Recorded data
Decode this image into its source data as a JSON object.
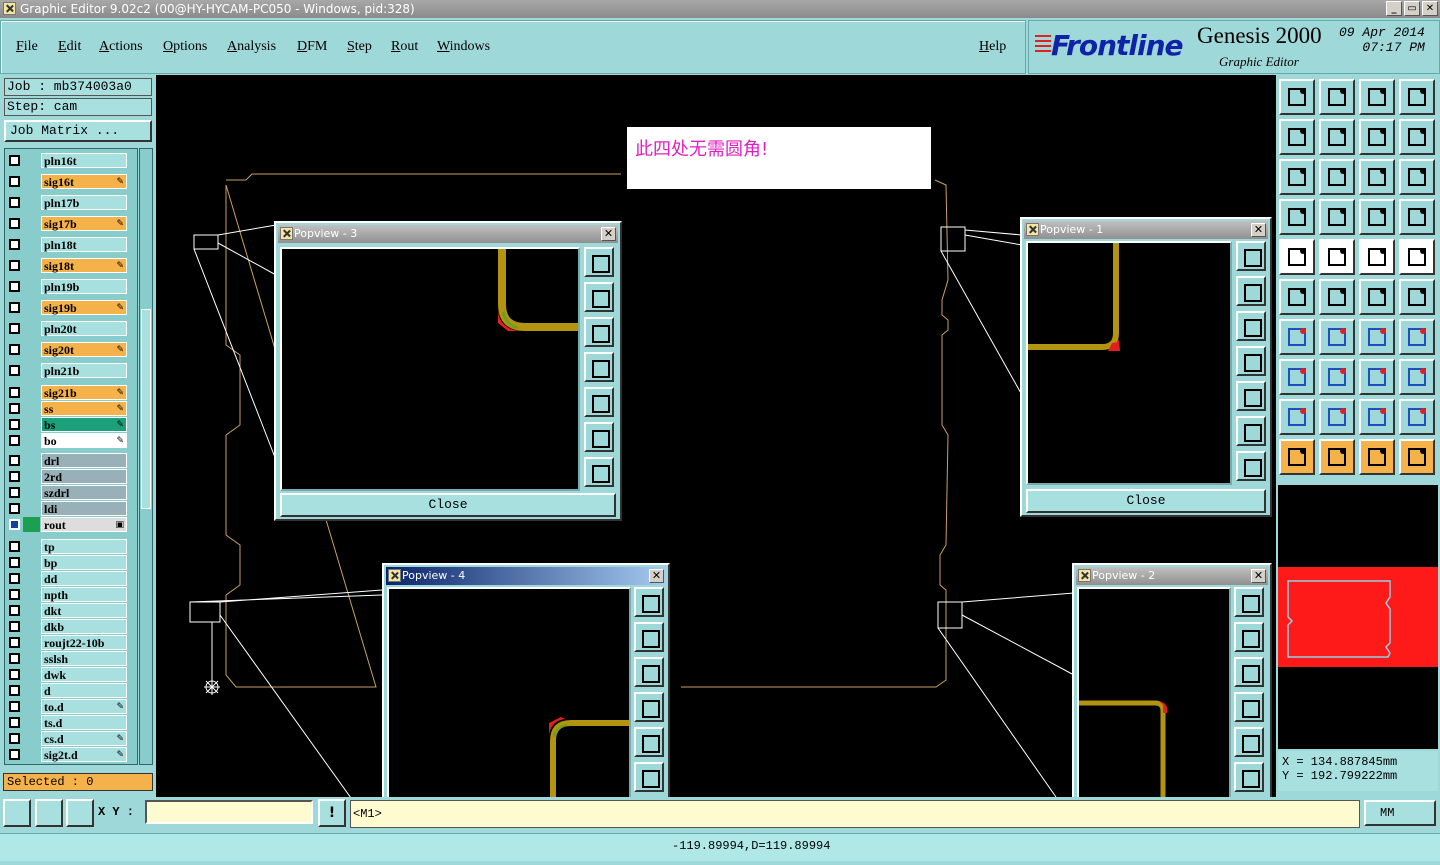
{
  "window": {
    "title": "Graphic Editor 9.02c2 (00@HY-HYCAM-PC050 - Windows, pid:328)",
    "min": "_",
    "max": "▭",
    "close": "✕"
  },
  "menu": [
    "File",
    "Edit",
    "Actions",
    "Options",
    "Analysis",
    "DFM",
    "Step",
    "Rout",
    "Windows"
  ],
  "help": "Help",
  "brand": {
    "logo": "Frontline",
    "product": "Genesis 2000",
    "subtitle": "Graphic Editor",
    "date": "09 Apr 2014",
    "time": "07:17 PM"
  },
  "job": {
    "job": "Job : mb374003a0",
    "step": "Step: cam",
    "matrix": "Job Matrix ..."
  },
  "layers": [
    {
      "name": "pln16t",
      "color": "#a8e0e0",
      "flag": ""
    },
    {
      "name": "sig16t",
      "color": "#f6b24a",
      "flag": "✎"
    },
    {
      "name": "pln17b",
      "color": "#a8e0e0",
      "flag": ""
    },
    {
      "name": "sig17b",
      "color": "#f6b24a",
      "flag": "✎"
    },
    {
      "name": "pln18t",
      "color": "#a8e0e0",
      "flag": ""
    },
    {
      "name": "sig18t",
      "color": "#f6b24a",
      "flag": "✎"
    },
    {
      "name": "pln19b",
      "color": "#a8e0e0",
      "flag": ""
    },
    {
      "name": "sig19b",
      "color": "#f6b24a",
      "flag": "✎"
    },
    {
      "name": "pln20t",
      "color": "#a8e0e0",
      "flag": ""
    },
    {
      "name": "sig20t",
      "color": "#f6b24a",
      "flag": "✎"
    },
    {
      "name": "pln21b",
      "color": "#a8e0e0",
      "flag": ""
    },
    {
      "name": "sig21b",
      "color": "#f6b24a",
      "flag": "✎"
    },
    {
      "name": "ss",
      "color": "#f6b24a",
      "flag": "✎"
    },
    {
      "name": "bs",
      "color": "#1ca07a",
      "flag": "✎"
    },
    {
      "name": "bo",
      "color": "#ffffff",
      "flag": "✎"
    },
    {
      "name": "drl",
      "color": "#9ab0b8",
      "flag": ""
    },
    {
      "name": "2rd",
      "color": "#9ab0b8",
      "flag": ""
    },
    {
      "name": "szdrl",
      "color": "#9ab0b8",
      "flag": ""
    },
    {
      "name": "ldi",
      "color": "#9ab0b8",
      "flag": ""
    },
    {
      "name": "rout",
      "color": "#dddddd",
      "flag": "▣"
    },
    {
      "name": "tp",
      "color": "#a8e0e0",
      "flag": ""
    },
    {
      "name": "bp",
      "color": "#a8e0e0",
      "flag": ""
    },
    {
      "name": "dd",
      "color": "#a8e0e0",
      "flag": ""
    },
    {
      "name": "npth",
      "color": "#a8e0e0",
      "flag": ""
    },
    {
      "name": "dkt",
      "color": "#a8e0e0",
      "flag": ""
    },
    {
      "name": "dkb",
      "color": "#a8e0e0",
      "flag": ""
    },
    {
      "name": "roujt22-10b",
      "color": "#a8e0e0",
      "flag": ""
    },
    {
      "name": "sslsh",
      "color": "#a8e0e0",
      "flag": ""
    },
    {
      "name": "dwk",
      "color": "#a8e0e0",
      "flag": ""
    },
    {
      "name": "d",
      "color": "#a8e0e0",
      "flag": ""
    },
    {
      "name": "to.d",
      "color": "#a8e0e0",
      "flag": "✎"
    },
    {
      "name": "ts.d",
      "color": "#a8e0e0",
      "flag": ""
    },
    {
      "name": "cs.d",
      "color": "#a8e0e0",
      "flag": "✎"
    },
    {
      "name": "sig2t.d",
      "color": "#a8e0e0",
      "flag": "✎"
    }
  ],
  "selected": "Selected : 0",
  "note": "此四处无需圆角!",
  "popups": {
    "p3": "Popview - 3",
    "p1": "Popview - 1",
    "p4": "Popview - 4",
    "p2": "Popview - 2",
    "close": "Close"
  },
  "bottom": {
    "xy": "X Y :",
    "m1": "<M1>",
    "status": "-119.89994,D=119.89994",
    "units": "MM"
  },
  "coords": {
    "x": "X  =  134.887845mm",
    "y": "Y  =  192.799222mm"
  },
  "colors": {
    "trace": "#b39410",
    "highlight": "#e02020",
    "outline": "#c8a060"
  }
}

### Task details
Please copy the records above word for word, leaving out every picture.

### Task solution
Decode this image into its source data as a JSON object.
{
  "window": {
    "title": "Graphic Editor 9.02c2 (00@HY-HYCAM-PC050 - Windows, pid:328)",
    "min": "_",
    "max": "▭",
    "close": "✕"
  },
  "menu": [
    "File",
    "Edit",
    "Actions",
    "Options",
    "Analysis",
    "DFM",
    "Step",
    "Rout",
    "Windows"
  ],
  "help": "Help",
  "brand": {
    "logo": "Frontline",
    "product": "Genesis 2000",
    "subtitle": "Graphic Editor",
    "date": "09 Apr 2014",
    "time": "07:17 PM"
  },
  "job": {
    "job": "Job : mb374003a0",
    "step": "Step: cam",
    "matrix": "Job Matrix ..."
  },
  "layers": [
    {
      "name": "pln16t",
      "color": "#a8e0e0",
      "flag": ""
    },
    {
      "name": "sig16t",
      "color": "#f6b24a",
      "flag": "✎"
    },
    {
      "name": "pln17b",
      "color": "#a8e0e0",
      "flag": ""
    },
    {
      "name": "sig17b",
      "color": "#f6b24a",
      "flag": "✎"
    },
    {
      "name": "pln18t",
      "color": "#a8e0e0",
      "flag": ""
    },
    {
      "name": "sig18t",
      "color": "#f6b24a",
      "flag": "✎"
    },
    {
      "name": "pln19b",
      "color": "#a8e0e0",
      "flag": ""
    },
    {
      "name": "sig19b",
      "color": "#f6b24a",
      "flag": "✎"
    },
    {
      "name": "pln20t",
      "color": "#a8e0e0",
      "flag": ""
    },
    {
      "name": "sig20t",
      "color": "#f6b24a",
      "flag": "✎"
    },
    {
      "name": "pln21b",
      "color": "#a8e0e0",
      "flag": ""
    },
    {
      "name": "sig21b",
      "color": "#f6b24a",
      "flag": "✎"
    },
    {
      "name": "ss",
      "color": "#f6b24a",
      "flag": "✎"
    },
    {
      "name": "bs",
      "color": "#1ca07a",
      "flag": "✎"
    },
    {
      "name": "bo",
      "color": "#ffffff",
      "flag": "✎"
    },
    {
      "name": "drl",
      "color": "#9ab0b8",
      "flag": ""
    },
    {
      "name": "2rd",
      "color": "#9ab0b8",
      "flag": ""
    },
    {
      "name": "szdrl",
      "color": "#9ab0b8",
      "flag": ""
    },
    {
      "name": "ldi",
      "color": "#9ab0b8",
      "flag": ""
    },
    {
      "name": "rout",
      "color": "#dddddd",
      "flag": "▣"
    },
    {
      "name": "tp",
      "color": "#a8e0e0",
      "flag": ""
    },
    {
      "name": "bp",
      "color": "#a8e0e0",
      "flag": ""
    },
    {
      "name": "dd",
      "color": "#a8e0e0",
      "flag": ""
    },
    {
      "name": "npth",
      "color": "#a8e0e0",
      "flag": ""
    },
    {
      "name": "dkt",
      "color": "#a8e0e0",
      "flag": ""
    },
    {
      "name": "dkb",
      "color": "#a8e0e0",
      "flag": ""
    },
    {
      "name": "roujt22-10b",
      "color": "#a8e0e0",
      "flag": ""
    },
    {
      "name": "sslsh",
      "color": "#a8e0e0",
      "flag": ""
    },
    {
      "name": "dwk",
      "color": "#a8e0e0",
      "flag": ""
    },
    {
      "name": "d",
      "color": "#a8e0e0",
      "flag": ""
    },
    {
      "name": "to.d",
      "color": "#a8e0e0",
      "flag": "✎"
    },
    {
      "name": "ts.d",
      "color": "#a8e0e0",
      "flag": ""
    },
    {
      "name": "cs.d",
      "color": "#a8e0e0",
      "flag": "✎"
    },
    {
      "name": "sig2t.d",
      "color": "#a8e0e0",
      "flag": "✎"
    }
  ],
  "selected": "Selected : 0",
  "note": "此四处无需圆角!",
  "popups": {
    "p3": "Popview - 3",
    "p1": "Popview - 1",
    "p4": "Popview - 4",
    "p2": "Popview - 2",
    "close": "Close"
  },
  "bottom": {
    "xy": "X Y :",
    "m1": "<M1>",
    "status": "-119.89994,D=119.89994",
    "units": "MM"
  },
  "coords": {
    "x": "X  =  134.887845mm",
    "y": "Y  =  192.799222mm"
  },
  "colors": {
    "trace": "#b39410",
    "highlight": "#e02020",
    "outline": "#c8a060"
  }
}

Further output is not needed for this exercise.